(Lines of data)
· · ·

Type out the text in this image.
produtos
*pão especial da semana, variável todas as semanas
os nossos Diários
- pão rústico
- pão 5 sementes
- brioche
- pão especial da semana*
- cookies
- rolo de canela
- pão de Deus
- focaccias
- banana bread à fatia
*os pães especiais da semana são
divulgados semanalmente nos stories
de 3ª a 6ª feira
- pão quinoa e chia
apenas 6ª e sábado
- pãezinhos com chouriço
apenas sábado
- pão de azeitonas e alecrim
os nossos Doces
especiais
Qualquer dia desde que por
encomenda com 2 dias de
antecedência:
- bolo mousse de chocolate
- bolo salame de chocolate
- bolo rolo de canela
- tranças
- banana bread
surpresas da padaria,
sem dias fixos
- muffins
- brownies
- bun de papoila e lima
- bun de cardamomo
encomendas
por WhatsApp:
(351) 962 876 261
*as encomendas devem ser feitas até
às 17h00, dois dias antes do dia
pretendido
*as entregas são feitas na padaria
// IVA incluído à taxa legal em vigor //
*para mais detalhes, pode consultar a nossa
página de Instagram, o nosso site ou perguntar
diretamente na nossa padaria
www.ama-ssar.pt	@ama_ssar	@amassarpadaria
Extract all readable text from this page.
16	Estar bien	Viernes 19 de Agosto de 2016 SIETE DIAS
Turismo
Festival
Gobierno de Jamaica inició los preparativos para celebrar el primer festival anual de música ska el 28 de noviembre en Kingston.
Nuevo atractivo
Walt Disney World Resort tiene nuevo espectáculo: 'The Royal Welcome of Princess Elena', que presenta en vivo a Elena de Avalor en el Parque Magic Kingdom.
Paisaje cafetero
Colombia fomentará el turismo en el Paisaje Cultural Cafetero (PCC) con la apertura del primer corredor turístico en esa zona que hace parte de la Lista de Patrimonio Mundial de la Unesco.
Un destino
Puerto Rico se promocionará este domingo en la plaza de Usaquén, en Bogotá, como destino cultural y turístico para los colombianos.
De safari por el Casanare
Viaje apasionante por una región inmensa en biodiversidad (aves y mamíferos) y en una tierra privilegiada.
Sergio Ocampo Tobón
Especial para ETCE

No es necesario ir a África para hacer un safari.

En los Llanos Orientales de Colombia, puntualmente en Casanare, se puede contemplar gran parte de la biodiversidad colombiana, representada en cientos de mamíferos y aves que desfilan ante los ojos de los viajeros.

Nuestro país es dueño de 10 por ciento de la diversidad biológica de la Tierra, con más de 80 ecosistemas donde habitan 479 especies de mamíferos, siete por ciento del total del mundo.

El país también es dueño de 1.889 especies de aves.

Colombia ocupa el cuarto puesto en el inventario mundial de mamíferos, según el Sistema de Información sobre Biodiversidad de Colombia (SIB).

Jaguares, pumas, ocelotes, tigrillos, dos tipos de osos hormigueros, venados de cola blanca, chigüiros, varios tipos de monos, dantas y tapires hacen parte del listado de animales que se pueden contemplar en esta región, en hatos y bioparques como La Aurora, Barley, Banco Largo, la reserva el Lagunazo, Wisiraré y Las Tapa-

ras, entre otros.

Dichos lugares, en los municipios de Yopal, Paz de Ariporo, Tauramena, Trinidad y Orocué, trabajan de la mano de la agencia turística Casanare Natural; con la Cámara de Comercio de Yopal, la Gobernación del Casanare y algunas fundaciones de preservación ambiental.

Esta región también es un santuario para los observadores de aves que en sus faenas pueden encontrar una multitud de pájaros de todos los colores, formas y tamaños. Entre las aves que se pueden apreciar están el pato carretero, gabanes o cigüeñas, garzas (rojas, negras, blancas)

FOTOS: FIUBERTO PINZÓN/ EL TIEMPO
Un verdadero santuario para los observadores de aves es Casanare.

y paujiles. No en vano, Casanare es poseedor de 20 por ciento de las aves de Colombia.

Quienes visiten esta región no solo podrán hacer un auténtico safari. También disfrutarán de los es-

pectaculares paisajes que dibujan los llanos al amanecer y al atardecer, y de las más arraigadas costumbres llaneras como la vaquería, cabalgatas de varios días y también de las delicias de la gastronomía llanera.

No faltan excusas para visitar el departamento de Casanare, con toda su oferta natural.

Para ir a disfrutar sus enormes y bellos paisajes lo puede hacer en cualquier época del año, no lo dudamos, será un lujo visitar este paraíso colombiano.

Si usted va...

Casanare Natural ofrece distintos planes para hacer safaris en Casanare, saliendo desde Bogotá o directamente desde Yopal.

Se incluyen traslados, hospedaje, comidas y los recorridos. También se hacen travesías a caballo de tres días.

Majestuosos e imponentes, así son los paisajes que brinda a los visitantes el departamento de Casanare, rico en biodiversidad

· · ·

Aim:
Using the listing above, reproduce each line without omission.

Task solution:
Type out the text in this image.
produtos
*pão especial da semana, variável todas as semanas
os nossos Diários
- pão rústico
- pão 5 sementes
- brioche
- pão especial da semana*
- cookies
- rolo de canela
- pão de Deus
- focaccias
- banana bread à fatia
*os pães especiais da semana são
divulgados semanalmente nos stories
de 3ª a 6ª feira
- pão quinoa e chia
apenas 6ª e sábado
- pãezinhos com chouriço
apenas sábado
- pão de azeitonas e alecrim
os nossos Doces
especiais
Qualquer dia desde que por
encomenda com 2 dias de
antecedência:
- bolo mousse de chocolate
- bolo salame de chocolate
- bolo rolo de canela
- tranças
- banana bread
surpresas da padaria,
sem dias fixos
- muffins
- brownies
- bun de papoila e lima
- bun de cardamomo
encomendas
por WhatsApp:
(351) 962 876 261
*as encomendas devem ser feitas até
às 17h00, dois dias antes do dia
pretendido
*as entregas são feitas na padaria
// IVA incluído à taxa legal em vigor //
*para mais detalhes, pode consultar a nossa
página de Instagram, o nosso site ou perguntar
diretamente na nossa padaria
www.ama-ssar.pt	@ama_ssar	@amassarpadaria
Extract all readable text from this page.
16	Estar bien	Viernes 19 de Agosto de 2016 SIETE DIAS
Turismo
Festival
Gobierno de Jamaica inició los preparativos para celebrar el primer festival anual de música ska el 28 de noviembre en Kingston.
Nuevo atractivo
Walt Disney World Resort tiene nuevo espectáculo: 'The Royal Welcome of Princess Elena', que presenta en vivo a Elena de Avalor en el Parque Magic Kingdom.
Paisaje cafetero
Colombia fomentará el turismo en el Paisaje Cultural Cafetero (PCC) con la apertura del primer corredor turístico en esa zona que hace parte de la Lista de Patrimonio Mundial de la Unesco.
Un destino
Puerto Rico se promocionará este domingo en la plaza de Usaquén, en Bogotá, como destino cultural y turístico para los colombianos.
De safari por el Casanare
Viaje apasionante por una región inmensa en biodiversidad (aves y mamíferos) y en una tierra privilegiada.
Sergio Ocampo Tobón
Especial para ETCE

No es necesario ir a África para hacer un safari.

En los Llanos Orientales de Colombia, puntualmente en Casanare, se puede contemplar gran parte de la biodiversidad colombiana, representada en cientos de mamíferos y aves que desfilan ante los ojos de los viajeros.

Nuestro país es dueño de 10 por ciento de la diversidad biológica de la Tierra, con más de 80 ecosistemas donde habitan 479 especies de mamíferos, siete por ciento del total del mundo.

El país también es dueño de 1.889 especies de aves.

Colombia ocupa el cuarto puesto en el inventario mundial de mamíferos, según el Sistema de Información sobre Biodiversidad de Colombia (SIB).

Jaguares, pumas, ocelotes, tigrillos, dos tipos de osos hormigueros, venados de cola blanca, chigüiros, varios tipos de monos, dantas y tapires hacen parte del listado de animales que se pueden contemplar en esta región, en hatos y bioparques como La Aurora, Barley, Banco Largo, la reserva el Lagunazo, Wisiraré y Las Tapa-

ras, entre otros.

Dichos lugares, en los municipios de Yopal, Paz de Ariporo, Tauramena, Trinidad y Orocué, trabajan de la mano de la agencia turística Casanare Natural; con la Cámara de Comercio de Yopal, la Gobernación del Casanare y algunas fundaciones de preservación ambiental.

Esta región también es un santuario para los observadores de aves que en sus faenas pueden encontrar una multitud de pájaros de todos los colores, formas y tamaños. Entre las aves que se pueden apreciar están el pato carretero, gabanes o cigüeñas, garzas (rojas, negras, blancas)

FOTOS: FIUBERTO PINZÓN/ EL TIEMPO
Un verdadero santuario para los observadores de aves es Casanare.

y paujiles. No en vano, Casanare es poseedor de 20 por ciento de las aves de Colombia.

Quienes visiten esta región no solo podrán hacer un auténtico safari. También disfrutarán de los es-

pectaculares paisajes que dibujan los llanos al amanecer y al atardecer, y de las más arraigadas costumbres llaneras como la vaquería, cabalgatas de varios días y también de las delicias de la gastronomía llanera.

No faltan excusas para visitar el departamento de Casanare, con toda su oferta natural.

Para ir a disfrutar sus enormes y bellos paisajes lo puede hacer en cualquier época del año, no lo dudamos, será un lujo visitar este paraíso colombiano.

Si usted va...

Casanare Natural ofrece distintos planes para hacer safaris en Casanare, saliendo desde Bogotá o directamente desde Yopal.

Se incluyen traslados, hospedaje, comidas y los recorridos. También se hacen travesías a caballo de tres días.

Majestuosos e imponentes, así son los paisajes que brinda a los visitantes el departamento de Casanare, rico en biodiversidad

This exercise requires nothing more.